> Aim of the exercise
Examine the material below and count the lines that hold the word "против". Report only the number.

[Entries taken from a collection]
______
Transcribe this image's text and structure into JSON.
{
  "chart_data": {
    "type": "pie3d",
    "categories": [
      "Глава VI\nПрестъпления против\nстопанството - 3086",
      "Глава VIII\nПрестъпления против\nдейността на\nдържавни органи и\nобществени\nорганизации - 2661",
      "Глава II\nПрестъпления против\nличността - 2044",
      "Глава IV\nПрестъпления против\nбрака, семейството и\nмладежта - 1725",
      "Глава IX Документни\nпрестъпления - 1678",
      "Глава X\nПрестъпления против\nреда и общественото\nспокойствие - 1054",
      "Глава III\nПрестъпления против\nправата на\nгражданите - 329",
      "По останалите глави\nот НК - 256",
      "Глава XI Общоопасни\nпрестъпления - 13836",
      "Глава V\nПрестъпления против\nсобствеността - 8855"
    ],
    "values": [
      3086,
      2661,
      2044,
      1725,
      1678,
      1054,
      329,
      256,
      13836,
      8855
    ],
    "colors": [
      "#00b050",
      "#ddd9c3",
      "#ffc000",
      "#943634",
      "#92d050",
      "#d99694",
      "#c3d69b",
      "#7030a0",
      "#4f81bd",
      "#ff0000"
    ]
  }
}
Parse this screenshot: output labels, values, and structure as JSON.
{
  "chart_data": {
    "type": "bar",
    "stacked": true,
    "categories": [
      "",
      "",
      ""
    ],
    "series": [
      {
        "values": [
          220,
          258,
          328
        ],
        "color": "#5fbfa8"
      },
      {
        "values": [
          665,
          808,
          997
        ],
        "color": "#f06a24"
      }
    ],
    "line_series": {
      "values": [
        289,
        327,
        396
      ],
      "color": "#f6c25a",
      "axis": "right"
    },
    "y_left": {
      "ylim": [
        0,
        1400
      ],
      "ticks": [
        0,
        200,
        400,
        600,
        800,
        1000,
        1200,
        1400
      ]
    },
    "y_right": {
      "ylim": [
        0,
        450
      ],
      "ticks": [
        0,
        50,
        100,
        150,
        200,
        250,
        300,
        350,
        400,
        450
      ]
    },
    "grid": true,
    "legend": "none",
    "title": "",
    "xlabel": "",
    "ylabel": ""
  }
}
______
> Worked solution
7